WHAT THE TASK REQUIRES
All records are to be retyped faithfully and completely.

════

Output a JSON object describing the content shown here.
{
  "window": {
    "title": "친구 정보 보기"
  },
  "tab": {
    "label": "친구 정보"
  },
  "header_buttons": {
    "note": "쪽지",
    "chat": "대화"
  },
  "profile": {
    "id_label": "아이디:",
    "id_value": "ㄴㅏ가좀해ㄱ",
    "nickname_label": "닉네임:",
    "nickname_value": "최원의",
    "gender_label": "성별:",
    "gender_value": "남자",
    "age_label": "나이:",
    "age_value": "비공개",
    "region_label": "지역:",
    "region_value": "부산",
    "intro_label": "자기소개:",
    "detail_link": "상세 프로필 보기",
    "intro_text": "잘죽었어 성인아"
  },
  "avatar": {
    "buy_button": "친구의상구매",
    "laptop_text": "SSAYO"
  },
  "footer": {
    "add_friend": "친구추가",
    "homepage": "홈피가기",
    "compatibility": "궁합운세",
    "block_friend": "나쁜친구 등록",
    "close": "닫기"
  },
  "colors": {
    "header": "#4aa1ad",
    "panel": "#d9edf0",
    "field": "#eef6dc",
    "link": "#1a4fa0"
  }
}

════

TASK RESULT
Output a JSON object describing the content shown here.
{
  "window": {
    "title": "친구 정보 보기"
  },
  "tab": {
    "label": "친구 정보"
  },
  "header_buttons": {
    "note": "쪽지",
    "chat": "대화"
  },
  "profile": {
    "id_label": "아이디:",
    "id_value": "ㄴㅏ가좀해ㄱ",
    "nickname_label": "닉네임:",
    "nickname_value": "최원의",
    "gender_label": "성별:",
    "gender_value": "남자",
    "age_label": "나이:",
    "age_value": "비공개",
    "region_label": "지역:",
    "region_value": "부산",
    "intro_label": "자기소개:",
    "detail_link": "상세 프로필 보기",
    "intro_text": "잘죽었어 성인아"
  },
  "avatar": {
    "buy_button": "친구의상구매",
    "laptop_text": "SSAYO"
  },
  "footer": {
    "add_friend": "친구추가",
    "homepage": "홈피가기",
    "compatibility": "궁합운세",
    "block_friend": "나쁜친구 등록",
    "close": "닫기"
  },
  "colors": {
    "header": "#4aa1ad",
    "panel": "#d9edf0",
    "field": "#eef6dc",
    "link": "#1a4fa0"
  }
}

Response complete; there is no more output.